Source.
____

Trell

Trell

Audioholic Spartan
You seem to imply that any right wing views that someone holds somehow invalidates any centrist views that they might express. Most people are not that black and white.
I do have on a number of occasions published links to the conservative The Bulwark with several of the staff (former) Republicans. So it depends very much on what kind of "right wing views" are aired, and the same goes for the "left". And in my opinion the bothsidesism some practice is a kind of fake centrism (not that I accuse you of that in any way, just a general comment).

Both otherwise your point is taken.
 
Mikado463

Mikado463

Audioholic Spartan
I do have on a number of occasions published links to the conservative The Bulwark with several of the staff (former) Republicans. So it depends very much on what kind of "right wing views" are aired, and the same goes for the "left". And in my opinion the bothsidesism some practice is a kind of fake centrism (not that I accuse you of that in any way, just a general comment).

Both otherwise your point is taken.
LOL, I think you bruised your brain with that reply ! ;)

on a serious note, I get your point.......
 
Eppie

Eppie

Audioholic Ninja
How long will it take before this round of Trump tariffs are "paused" again?

____

Entries provided.
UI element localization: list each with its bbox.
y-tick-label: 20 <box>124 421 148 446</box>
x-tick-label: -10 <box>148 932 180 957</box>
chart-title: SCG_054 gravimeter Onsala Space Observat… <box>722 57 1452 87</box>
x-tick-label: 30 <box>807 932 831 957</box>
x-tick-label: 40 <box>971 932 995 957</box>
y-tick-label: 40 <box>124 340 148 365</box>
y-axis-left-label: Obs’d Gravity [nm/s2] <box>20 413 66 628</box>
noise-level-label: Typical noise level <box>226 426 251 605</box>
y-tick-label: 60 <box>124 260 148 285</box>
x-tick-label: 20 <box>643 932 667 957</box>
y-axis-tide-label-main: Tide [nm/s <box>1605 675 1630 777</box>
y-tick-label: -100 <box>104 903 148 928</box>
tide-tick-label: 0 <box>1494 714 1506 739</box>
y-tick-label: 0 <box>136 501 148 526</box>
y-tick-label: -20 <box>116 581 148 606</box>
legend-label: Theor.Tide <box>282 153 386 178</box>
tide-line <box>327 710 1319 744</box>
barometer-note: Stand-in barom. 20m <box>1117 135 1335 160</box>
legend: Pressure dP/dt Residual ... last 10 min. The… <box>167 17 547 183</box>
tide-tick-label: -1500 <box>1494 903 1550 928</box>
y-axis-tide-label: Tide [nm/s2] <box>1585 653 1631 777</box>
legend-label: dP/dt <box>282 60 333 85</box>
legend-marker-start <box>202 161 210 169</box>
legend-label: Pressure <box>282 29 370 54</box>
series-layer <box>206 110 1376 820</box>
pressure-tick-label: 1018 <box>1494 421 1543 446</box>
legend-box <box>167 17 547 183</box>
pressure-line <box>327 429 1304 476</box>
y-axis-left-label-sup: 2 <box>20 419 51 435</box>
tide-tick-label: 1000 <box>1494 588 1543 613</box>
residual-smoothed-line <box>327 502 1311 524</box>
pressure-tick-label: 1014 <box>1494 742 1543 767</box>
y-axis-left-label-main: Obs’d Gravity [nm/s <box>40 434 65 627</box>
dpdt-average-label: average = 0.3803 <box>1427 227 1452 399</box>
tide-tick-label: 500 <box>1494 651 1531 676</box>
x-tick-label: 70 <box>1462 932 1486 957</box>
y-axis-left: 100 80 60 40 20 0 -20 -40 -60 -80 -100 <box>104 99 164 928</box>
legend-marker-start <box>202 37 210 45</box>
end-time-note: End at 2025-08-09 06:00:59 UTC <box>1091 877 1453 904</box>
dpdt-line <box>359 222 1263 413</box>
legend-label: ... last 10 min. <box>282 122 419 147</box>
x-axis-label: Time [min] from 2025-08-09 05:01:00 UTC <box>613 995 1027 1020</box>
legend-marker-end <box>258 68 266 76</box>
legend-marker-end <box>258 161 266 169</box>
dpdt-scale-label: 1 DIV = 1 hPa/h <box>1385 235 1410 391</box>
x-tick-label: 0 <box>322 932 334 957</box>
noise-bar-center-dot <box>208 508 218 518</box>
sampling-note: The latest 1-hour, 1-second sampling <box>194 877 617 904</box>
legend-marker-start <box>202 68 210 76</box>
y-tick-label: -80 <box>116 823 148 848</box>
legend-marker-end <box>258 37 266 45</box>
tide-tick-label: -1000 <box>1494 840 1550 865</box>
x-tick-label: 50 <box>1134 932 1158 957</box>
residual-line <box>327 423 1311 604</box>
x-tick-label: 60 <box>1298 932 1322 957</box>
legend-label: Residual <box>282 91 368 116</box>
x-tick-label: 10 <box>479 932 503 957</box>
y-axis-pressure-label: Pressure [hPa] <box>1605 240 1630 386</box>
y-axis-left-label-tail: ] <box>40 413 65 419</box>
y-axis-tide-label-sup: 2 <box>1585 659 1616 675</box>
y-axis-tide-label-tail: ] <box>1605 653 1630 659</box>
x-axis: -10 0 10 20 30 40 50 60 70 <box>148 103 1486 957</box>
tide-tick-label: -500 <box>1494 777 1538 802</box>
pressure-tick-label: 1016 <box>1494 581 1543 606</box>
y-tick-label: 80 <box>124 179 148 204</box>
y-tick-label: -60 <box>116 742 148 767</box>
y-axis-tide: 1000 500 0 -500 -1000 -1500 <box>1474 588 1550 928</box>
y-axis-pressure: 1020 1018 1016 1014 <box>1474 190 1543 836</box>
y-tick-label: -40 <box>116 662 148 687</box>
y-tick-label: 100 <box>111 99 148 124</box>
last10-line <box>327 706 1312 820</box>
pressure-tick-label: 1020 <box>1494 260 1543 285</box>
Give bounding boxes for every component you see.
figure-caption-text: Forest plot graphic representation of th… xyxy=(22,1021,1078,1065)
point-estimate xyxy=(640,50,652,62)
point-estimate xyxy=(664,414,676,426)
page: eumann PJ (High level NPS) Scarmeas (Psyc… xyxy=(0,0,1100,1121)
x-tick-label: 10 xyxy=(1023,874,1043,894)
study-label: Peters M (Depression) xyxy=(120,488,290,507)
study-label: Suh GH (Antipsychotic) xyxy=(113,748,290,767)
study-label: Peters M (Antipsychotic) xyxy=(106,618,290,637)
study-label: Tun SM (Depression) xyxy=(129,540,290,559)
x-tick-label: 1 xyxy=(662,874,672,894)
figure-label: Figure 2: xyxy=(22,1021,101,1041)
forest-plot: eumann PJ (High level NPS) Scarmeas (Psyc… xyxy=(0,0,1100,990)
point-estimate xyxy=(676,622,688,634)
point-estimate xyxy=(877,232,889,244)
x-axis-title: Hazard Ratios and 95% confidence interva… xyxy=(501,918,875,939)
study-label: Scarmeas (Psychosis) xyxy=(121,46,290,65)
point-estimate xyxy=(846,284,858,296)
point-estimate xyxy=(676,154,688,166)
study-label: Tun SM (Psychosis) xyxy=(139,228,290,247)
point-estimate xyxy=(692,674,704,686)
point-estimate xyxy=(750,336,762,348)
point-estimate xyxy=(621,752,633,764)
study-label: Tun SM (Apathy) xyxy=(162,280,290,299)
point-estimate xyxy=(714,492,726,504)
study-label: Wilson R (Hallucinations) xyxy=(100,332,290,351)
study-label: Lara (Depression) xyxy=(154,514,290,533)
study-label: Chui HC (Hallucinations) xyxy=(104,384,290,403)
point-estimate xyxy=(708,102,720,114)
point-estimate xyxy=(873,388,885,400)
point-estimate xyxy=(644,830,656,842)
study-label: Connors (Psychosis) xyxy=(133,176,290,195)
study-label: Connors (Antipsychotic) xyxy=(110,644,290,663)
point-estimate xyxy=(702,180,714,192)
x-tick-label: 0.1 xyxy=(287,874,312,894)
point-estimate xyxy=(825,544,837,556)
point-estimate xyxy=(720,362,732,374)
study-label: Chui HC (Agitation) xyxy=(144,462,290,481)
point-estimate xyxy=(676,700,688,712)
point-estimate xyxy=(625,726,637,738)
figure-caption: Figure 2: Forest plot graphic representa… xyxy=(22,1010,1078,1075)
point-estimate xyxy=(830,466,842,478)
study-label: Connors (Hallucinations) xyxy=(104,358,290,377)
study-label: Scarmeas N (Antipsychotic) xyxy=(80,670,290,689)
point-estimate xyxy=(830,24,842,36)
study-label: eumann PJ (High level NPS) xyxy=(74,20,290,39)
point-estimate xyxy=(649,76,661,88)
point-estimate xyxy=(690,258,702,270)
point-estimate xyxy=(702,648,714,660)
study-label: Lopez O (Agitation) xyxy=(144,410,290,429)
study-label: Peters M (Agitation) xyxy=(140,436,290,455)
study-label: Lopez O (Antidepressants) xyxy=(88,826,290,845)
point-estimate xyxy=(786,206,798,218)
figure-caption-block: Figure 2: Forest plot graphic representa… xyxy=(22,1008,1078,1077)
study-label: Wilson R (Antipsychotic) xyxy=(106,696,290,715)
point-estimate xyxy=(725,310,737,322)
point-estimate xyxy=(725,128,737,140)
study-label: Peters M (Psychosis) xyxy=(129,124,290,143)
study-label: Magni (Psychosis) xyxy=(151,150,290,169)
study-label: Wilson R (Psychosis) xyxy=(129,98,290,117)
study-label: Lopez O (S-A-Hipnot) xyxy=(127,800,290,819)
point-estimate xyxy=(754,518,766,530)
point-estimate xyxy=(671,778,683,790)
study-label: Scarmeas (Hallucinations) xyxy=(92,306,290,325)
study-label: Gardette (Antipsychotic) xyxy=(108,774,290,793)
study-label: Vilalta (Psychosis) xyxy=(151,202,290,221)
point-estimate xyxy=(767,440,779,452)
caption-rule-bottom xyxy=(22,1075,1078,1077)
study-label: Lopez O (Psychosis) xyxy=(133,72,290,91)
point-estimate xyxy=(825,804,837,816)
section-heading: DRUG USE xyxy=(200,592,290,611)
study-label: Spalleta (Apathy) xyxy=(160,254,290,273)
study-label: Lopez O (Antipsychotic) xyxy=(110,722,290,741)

____

What you need to do.
**A)** Answer these questions using the forum thread.
(i) What publication does Trell say they have linked to, and how is its staff described?
(ii) What title appears under Mikado463's name?
(iii) What does Eppie's post ask might be "paused" again?
**B)** Carry on the forum thread about Trump tariffs from where it stops.

Answers to the tasks.
**A)**
(i) The Bulwark, a conservative publication with several staff who are (former) Republicans.
(ii) Audioholic Spartan.
(iii) This round of Trump tariffs.

**B)**
That's anyone's guess. U.S. automakers are lobbying against tariffs but I don't know if they have any sway with the president. It will take years to readjust the supply chains, so are American manufacturers willing to play the long game? Some of the investments announced were already negotiated by the previous administration, but I'm sure Trump will claim credit for those as well.

We went through this many decades ago. Canada actually imposed tariffs and forced car manufacturers to build plants in Canada but those imported vehicles were entirely made in the U.S. and Canada needed some domestic supply. Very different economic times from what we have now. Canada manufactures a lot of automotive parts because we have the skilled labour and American companies benefit from the significantly lower Canadian dollar. When they move manufacturing to the States, can they find the trained workers? Unemployment is actually low, is it not? Prices will naturally increase somewhat as those parts and wages are then paid in U.S. dollars.

Canada will naturally respond by trying to increase its own domestic supply but the economies of scale might not be there. Another issue is that Trump states that the tariffs will pay for these initiatives. Tariffs only create a temporary source of government revenue, though. Tariffed imports tend to dry up pretty quickly and then the revenue is gone.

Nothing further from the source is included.